↓

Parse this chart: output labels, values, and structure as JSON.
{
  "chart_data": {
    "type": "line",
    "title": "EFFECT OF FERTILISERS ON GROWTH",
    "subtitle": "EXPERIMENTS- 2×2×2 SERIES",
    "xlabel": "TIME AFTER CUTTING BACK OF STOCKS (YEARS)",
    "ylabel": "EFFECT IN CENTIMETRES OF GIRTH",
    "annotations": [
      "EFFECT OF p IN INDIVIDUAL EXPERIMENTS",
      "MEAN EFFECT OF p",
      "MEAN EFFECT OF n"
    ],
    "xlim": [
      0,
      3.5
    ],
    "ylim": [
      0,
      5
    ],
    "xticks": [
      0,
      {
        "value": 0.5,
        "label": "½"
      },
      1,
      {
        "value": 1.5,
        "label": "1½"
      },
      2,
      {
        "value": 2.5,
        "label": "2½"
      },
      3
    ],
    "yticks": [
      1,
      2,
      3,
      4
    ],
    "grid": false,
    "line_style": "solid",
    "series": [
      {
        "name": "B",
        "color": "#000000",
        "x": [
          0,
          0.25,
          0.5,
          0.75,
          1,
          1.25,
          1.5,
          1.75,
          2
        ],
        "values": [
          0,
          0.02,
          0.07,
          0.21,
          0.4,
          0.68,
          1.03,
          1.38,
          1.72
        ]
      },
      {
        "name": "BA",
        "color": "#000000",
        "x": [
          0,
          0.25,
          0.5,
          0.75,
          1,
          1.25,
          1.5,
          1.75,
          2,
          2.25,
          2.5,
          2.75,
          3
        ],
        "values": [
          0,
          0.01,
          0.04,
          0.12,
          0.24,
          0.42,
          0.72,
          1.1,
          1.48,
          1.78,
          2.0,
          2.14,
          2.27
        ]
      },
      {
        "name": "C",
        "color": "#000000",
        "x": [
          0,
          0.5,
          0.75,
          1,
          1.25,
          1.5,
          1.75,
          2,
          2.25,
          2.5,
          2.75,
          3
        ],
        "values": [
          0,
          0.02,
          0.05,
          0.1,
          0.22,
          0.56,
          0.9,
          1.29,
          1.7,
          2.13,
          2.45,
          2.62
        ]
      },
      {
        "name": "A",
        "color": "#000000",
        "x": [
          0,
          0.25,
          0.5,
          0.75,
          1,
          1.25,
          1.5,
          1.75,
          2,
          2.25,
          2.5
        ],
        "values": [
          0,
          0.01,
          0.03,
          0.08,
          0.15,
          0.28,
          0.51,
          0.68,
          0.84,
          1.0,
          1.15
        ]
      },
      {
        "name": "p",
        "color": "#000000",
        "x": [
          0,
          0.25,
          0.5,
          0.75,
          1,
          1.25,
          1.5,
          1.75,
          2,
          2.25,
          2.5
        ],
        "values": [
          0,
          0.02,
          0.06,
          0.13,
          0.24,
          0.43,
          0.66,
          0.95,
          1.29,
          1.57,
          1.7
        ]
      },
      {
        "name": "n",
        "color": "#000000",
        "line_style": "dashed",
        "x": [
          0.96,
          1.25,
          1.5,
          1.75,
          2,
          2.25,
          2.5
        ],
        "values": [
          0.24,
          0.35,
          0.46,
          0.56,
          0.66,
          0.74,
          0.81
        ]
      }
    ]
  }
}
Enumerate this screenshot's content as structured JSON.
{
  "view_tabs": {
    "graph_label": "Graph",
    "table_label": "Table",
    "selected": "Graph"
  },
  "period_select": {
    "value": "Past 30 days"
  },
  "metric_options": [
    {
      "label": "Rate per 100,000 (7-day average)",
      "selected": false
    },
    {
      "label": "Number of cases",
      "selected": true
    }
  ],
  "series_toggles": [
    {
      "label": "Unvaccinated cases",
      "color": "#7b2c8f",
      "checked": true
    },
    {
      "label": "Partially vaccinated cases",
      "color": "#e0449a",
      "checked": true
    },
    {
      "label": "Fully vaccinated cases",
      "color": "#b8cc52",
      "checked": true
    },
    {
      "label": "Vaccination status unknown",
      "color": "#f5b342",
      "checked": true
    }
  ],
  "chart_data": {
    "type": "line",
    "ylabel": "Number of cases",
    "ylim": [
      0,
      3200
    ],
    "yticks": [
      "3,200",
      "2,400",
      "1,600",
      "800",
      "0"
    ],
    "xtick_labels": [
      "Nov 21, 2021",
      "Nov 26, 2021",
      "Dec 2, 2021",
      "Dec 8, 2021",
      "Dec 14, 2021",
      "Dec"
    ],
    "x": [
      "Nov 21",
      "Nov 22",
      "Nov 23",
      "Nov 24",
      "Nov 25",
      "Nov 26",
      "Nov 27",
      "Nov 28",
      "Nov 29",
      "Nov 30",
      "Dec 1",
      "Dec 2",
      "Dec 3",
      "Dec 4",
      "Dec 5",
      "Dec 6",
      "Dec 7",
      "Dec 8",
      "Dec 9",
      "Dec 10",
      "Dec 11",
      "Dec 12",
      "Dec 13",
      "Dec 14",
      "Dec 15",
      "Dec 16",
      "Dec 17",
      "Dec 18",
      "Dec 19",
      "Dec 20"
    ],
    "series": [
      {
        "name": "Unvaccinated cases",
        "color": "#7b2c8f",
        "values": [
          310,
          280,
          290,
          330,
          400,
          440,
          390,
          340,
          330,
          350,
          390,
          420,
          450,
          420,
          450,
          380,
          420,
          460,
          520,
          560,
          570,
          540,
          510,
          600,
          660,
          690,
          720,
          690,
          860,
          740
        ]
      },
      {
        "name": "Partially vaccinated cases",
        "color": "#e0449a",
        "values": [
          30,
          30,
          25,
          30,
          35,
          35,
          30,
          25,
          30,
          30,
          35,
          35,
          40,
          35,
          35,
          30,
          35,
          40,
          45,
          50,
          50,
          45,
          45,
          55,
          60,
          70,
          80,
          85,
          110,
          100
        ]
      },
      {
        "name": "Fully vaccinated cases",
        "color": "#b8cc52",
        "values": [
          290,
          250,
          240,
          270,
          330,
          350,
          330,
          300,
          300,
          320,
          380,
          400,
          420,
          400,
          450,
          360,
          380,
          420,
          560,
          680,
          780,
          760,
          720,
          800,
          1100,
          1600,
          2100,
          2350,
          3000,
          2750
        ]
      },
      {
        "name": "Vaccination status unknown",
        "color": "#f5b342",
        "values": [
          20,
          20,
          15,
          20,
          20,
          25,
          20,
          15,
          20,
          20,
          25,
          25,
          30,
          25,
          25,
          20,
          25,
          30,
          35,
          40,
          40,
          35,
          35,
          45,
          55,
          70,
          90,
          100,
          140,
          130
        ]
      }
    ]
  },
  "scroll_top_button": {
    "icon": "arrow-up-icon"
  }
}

↑

The records above must be repeated exactly, every one of them.

Parse this chart: output labels, values, and structure as JSON.
{
  "chart_data": {
    "type": "line",
    "title": "EFFECT OF FERTILISERS ON GROWTH",
    "subtitle": "EXPERIMENTS- 2×2×2 SERIES",
    "xlabel": "TIME AFTER CUTTING BACK OF STOCKS (YEARS)",
    "ylabel": "EFFECT IN CENTIMETRES OF GIRTH",
    "annotations": [
      "EFFECT OF p IN INDIVIDUAL EXPERIMENTS",
      "MEAN EFFECT OF p",
      "MEAN EFFECT OF n"
    ],
    "xlim": [
      0,
      3.5
    ],
    "ylim": [
      0,
      5
    ],
    "xticks": [
      0,
      {
        "value": 0.5,
        "label": "½"
      },
      1,
      {
        "value": 1.5,
        "label": "1½"
      },
      2,
      {
        "value": 2.5,
        "label": "2½"
      },
      3
    ],
    "yticks": [
      1,
      2,
      3,
      4
    ],
    "grid": false,
    "line_style": "solid",
    "series": [
      {
        "name": "B",
        "color": "#000000",
        "x": [
          0,
          0.25,
          0.5,
          0.75,
          1,
          1.25,
          1.5,
          1.75,
          2
        ],
        "values": [
          0,
          0.02,
          0.07,
          0.21,
          0.4,
          0.68,
          1.03,
          1.38,
          1.72
        ]
      },
      {
        "name": "BA",
        "color": "#000000",
        "x": [
          0,
          0.25,
          0.5,
          0.75,
          1,
          1.25,
          1.5,
          1.75,
          2,
          2.25,
          2.5,
          2.75,
          3
        ],
        "values": [
          0,
          0.01,
          0.04,
          0.12,
          0.24,
          0.42,
          0.72,
          1.1,
          1.48,
          1.78,
          2.0,
          2.14,
          2.27
        ]
      },
      {
        "name": "C",
        "color": "#000000",
        "x": [
          0,
          0.5,
          0.75,
          1,
          1.25,
          1.5,
          1.75,
          2,
          2.25,
          2.5,
          2.75,
          3
        ],
        "values": [
          0,
          0.02,
          0.05,
          0.1,
          0.22,
          0.56,
          0.9,
          1.29,
          1.7,
          2.13,
          2.45,
          2.62
        ]
      },
      {
        "name": "A",
        "color": "#000000",
        "x": [
          0,
          0.25,
          0.5,
          0.75,
          1,
          1.25,
          1.5,
          1.75,
          2,
          2.25,
          2.5
        ],
        "values": [
          0,
          0.01,
          0.03,
          0.08,
          0.15,
          0.28,
          0.51,
          0.68,
          0.84,
          1.0,
          1.15
        ]
      },
      {
        "name": "p",
        "color": "#000000",
        "x": [
          0,
          0.25,
          0.5,
          0.75,
          1,
          1.25,
          1.5,
          1.75,
          2,
          2.25,
          2.5
        ],
        "values": [
          0,
          0.02,
          0.06,
          0.13,
          0.24,
          0.43,
          0.66,
          0.95,
          1.29,
          1.57,
          1.7
        ]
      },
      {
        "name": "n",
        "color": "#000000",
        "line_style": "dashed",
        "x": [
          0.96,
          1.25,
          1.5,
          1.75,
          2,
          2.25,
          2.5
        ],
        "values": [
          0.24,
          0.35,
          0.46,
          0.56,
          0.66,
          0.74,
          0.81
        ]
      }
    ]
  }
}
Enumerate this screenshot's content as structured JSON.
{
  "view_tabs": {
    "graph_label": "Graph",
    "table_label": "Table",
    "selected": "Graph"
  },
  "period_select": {
    "value": "Past 30 days"
  },
  "metric_options": [
    {
      "label": "Rate per 100,000 (7-day average)",
      "selected": false
    },
    {
      "label": "Number of cases",
      "selected": true
    }
  ],
  "series_toggles": [
    {
      "label": "Unvaccinated cases",
      "color": "#7b2c8f",
      "checked": true
    },
    {
      "label": "Partially vaccinated cases",
      "color": "#e0449a",
      "checked": true
    },
    {
      "label": "Fully vaccinated cases",
      "color": "#b8cc52",
      "checked": true
    },
    {
      "label": "Vaccination status unknown",
      "color": "#f5b342",
      "checked": true
    }
  ],
  "chart_data": {
    "type": "line",
    "ylabel": "Number of cases",
    "ylim": [
      0,
      3200
    ],
    "yticks": [
      "3,200",
      "2,400",
      "1,600",
      "800",
      "0"
    ],
    "xtick_labels": [
      "Nov 21, 2021",
      "Nov 26, 2021",
      "Dec 2, 2021",
      "Dec 8, 2021",
      "Dec 14, 2021",
      "Dec"
    ],
    "x": [
      "Nov 21",
      "Nov 22",
      "Nov 23",
      "Nov 24",
      "Nov 25",
      "Nov 26",
      "Nov 27",
      "Nov 28",
      "Nov 29",
      "Nov 30",
      "Dec 1",
      "Dec 2",
      "Dec 3",
      "Dec 4",
      "Dec 5",
      "Dec 6",
      "Dec 7",
      "Dec 8",
      "Dec 9",
      "Dec 10",
      "Dec 11",
      "Dec 12",
      "Dec 13",
      "Dec 14",
      "Dec 15",
      "Dec 16",
      "Dec 17",
      "Dec 18",
      "Dec 19",
      "Dec 20"
    ],
    "series": [
      {
        "name": "Unvaccinated cases",
        "color": "#7b2c8f",
        "values": [
          310,
          280,
          290,
          330,
          400,
          440,
          390,
          340,
          330,
          350,
          390,
          420,
          450,
          420,
          450,
          380,
          420,
          460,
          520,
          560,
          570,
          540,
          510,
          600,
          660,
          690,
          720,
          690,
          860,
          740
        ]
      },
      {
        "name": "Partially vaccinated cases",
        "color": "#e0449a",
        "values": [
          30,
          30,
          25,
          30,
          35,
          35,
          30,
          25,
          30,
          30,
          35,
          35,
          40,
          35,
          35,
          30,
          35,
          40,
          45,
          50,
          50,
          45,
          45,
          55,
          60,
          70,
          80,
          85,
          110,
          100
        ]
      },
      {
        "name": "Fully vaccinated cases",
        "color": "#b8cc52",
        "values": [
          290,
          250,
          240,
          270,
          330,
          350,
          330,
          300,
          300,
          320,
          380,
          400,
          420,
          400,
          450,
          360,
          380,
          420,
          560,
          680,
          780,
          760,
          720,
          800,
          1100,
          1600,
          2100,
          2350,
          3000,
          2750
        ]
      },
      {
        "name": "Vaccination status unknown",
        "color": "#f5b342",
        "values": [
          20,
          20,
          15,
          20,
          20,
          25,
          20,
          15,
          20,
          20,
          25,
          25,
          30,
          25,
          25,
          20,
          25,
          30,
          35,
          40,
          40,
          35,
          35,
          45,
          55,
          70,
          90,
          100,
          140,
          130
        ]
      }
    ]
  },
  "scroll_top_button": {
    "icon": "arrow-up-icon"
  }
}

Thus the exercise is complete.